● Given task:
What do the lines from the one containing "Serialize everything readable" through the end of the entries say? Quote them exactly, and only them.

● Input:
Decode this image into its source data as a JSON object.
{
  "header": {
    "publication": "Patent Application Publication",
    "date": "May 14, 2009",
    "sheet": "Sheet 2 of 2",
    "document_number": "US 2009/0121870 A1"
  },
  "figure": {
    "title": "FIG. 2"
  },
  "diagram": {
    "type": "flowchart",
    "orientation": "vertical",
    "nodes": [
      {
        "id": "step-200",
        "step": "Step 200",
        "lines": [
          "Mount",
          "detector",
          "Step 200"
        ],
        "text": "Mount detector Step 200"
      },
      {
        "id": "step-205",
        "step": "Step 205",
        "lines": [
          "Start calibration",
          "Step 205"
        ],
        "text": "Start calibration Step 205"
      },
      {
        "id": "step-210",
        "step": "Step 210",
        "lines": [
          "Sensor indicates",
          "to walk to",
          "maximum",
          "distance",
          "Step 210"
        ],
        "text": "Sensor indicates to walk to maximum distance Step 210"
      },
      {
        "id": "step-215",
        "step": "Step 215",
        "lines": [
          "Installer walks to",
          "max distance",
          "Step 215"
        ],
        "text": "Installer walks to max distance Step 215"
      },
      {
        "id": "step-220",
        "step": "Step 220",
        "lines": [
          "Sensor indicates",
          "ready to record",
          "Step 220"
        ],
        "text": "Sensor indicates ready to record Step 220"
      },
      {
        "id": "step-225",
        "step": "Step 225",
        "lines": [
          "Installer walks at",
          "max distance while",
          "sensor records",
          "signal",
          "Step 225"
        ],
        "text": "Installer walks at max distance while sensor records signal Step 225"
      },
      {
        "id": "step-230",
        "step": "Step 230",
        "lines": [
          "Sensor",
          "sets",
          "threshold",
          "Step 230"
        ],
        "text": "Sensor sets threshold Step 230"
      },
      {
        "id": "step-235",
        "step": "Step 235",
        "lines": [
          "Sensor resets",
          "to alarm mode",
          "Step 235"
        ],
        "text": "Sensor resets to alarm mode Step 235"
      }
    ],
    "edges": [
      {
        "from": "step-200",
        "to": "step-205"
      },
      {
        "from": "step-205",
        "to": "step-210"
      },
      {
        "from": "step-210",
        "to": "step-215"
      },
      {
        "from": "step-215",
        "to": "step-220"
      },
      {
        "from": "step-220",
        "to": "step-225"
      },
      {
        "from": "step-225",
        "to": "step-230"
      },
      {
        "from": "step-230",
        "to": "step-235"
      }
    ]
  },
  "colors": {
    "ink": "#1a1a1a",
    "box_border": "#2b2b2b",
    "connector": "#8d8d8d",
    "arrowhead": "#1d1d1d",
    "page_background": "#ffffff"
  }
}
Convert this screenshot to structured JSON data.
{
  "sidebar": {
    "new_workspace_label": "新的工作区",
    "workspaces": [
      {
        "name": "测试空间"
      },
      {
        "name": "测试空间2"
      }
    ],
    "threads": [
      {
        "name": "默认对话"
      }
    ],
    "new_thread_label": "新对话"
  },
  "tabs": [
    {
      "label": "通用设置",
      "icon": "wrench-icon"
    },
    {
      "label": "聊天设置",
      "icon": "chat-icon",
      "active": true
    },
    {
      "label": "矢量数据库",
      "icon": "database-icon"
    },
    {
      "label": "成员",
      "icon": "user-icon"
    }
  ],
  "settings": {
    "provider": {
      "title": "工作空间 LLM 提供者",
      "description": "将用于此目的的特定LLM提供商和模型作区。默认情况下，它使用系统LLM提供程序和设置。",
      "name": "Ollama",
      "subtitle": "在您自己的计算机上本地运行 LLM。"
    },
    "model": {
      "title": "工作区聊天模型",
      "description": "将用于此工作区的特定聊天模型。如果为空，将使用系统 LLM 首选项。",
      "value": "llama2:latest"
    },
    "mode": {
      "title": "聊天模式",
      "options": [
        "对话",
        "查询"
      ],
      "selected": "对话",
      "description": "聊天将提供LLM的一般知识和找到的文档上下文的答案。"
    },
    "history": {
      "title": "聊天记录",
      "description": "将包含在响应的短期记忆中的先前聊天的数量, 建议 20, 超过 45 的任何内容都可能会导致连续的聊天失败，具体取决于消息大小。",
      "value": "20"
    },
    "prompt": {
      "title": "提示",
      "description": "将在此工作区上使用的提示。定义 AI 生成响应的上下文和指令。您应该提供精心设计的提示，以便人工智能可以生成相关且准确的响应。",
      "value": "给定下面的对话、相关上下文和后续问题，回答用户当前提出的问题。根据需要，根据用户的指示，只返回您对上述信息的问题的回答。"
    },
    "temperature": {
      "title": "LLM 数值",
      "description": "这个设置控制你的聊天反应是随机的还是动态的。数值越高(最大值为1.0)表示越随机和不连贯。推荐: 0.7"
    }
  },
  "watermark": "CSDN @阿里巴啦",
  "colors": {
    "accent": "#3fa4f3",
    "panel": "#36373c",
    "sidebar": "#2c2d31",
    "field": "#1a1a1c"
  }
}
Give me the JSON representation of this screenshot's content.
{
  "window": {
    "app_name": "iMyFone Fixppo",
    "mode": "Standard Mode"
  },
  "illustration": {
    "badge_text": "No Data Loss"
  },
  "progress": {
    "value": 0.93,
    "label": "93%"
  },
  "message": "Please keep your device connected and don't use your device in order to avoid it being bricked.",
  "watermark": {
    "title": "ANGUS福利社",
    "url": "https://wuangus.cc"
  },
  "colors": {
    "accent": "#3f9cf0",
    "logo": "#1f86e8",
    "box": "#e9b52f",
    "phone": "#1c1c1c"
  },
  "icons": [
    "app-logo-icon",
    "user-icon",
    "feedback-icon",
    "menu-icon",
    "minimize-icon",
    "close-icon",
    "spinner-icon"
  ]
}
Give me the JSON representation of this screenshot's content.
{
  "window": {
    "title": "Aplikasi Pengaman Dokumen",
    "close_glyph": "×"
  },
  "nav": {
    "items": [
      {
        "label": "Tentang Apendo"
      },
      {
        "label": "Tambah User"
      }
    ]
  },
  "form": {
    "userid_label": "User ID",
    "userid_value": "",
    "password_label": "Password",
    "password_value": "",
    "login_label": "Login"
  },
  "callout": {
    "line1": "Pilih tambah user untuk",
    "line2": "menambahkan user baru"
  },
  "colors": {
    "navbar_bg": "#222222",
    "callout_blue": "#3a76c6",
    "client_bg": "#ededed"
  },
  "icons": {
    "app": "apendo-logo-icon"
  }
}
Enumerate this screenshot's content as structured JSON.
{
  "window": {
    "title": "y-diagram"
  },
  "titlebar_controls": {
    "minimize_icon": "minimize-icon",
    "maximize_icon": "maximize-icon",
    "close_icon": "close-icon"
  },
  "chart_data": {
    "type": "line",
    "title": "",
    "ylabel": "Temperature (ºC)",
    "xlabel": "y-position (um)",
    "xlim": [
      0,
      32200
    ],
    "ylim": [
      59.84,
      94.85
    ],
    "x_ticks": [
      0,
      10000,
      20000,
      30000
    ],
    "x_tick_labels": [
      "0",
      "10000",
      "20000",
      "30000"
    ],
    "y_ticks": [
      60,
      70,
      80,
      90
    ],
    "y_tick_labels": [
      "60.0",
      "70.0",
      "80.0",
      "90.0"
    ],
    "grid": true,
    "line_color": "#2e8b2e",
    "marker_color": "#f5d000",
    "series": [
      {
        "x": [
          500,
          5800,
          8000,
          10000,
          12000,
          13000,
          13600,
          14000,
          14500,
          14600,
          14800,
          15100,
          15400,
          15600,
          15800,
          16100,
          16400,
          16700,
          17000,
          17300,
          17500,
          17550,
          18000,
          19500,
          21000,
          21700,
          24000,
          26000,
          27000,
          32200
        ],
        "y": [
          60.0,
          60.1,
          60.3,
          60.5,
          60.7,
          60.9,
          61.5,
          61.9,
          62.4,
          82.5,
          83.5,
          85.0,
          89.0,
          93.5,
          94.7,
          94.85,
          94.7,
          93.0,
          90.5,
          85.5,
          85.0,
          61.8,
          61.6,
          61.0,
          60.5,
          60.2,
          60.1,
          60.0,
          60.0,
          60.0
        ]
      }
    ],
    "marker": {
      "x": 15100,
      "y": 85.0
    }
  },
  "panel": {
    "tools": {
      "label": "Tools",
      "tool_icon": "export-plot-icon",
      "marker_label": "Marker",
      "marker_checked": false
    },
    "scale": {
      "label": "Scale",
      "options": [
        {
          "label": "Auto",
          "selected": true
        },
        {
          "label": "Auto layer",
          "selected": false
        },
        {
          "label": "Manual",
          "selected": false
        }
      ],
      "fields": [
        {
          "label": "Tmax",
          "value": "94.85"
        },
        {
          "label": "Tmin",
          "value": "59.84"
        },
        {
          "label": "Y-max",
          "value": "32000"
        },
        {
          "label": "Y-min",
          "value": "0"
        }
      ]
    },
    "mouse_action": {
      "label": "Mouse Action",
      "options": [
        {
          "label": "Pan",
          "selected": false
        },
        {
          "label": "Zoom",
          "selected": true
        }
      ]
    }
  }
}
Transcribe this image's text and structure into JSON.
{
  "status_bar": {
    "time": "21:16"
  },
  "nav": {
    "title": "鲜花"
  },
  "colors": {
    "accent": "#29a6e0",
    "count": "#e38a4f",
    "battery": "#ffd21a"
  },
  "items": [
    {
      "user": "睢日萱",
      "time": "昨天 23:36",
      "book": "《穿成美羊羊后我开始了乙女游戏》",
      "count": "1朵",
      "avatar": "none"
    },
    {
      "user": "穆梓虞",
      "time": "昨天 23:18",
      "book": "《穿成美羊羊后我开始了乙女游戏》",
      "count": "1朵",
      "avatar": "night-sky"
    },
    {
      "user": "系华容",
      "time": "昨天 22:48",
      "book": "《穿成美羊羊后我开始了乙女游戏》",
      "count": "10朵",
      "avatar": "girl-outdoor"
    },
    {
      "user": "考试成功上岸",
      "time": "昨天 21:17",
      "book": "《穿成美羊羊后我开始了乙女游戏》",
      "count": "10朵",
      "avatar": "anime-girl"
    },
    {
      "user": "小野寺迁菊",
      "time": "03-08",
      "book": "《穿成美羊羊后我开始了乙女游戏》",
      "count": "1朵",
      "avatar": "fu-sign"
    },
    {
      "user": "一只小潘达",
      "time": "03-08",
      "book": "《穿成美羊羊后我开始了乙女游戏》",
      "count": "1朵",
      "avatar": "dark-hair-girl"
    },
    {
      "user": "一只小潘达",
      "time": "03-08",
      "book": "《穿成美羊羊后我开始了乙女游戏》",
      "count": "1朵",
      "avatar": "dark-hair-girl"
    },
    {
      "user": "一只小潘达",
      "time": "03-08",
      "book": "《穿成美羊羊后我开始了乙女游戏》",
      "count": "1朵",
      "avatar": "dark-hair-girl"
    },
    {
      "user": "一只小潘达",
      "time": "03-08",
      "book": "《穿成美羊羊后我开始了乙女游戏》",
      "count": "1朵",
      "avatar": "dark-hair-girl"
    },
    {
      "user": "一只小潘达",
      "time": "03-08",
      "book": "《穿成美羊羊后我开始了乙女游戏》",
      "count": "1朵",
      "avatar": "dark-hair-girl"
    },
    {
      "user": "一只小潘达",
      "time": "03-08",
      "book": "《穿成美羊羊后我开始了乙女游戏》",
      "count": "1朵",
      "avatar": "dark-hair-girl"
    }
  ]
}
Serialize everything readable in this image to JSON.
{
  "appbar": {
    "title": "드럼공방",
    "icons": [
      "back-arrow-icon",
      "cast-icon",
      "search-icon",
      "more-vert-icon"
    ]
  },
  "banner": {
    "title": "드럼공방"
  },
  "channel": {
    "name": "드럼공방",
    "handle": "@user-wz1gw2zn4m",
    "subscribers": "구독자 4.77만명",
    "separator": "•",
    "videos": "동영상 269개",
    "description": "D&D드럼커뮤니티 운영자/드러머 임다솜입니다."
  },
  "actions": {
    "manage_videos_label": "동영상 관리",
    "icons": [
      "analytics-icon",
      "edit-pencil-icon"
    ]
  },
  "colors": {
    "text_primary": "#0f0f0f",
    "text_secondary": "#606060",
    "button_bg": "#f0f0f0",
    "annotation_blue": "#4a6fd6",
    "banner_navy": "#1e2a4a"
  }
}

● Answer to this exercise:
Serialize everything readable in this image to JSON.
{
  "appbar": {
    "title": "드럼공방",
    "icons": [
      "back-arrow-icon",
      "cast-icon",
      "search-icon",
      "more-vert-icon"
    ]
  },
  "banner": {
    "title": "드럼공방"
  },
  "channel": {
    "name": "드럼공방",
    "handle": "@user-wz1gw2zn4m",
    "subscribers": "구독자 4.77만명",
    "separator": "•",
    "videos": "동영상 269개",
    "description": "D&D드럼커뮤니티 운영자/드러머 임다솜입니다."
  },
  "actions": {
    "manage_videos_label": "동영상 관리",
    "icons": [
      "analytics-icon",
      "edit-pencil-icon"
    ]
  },
  "colors": {
    "text_primary": "#0f0f0f",
    "text_secondary": "#606060",
    "button_bg": "#f0f0f0",
    "annotation_blue": "#4a6fd6",
    "banner_navy": "#1e2a4a"
  }
}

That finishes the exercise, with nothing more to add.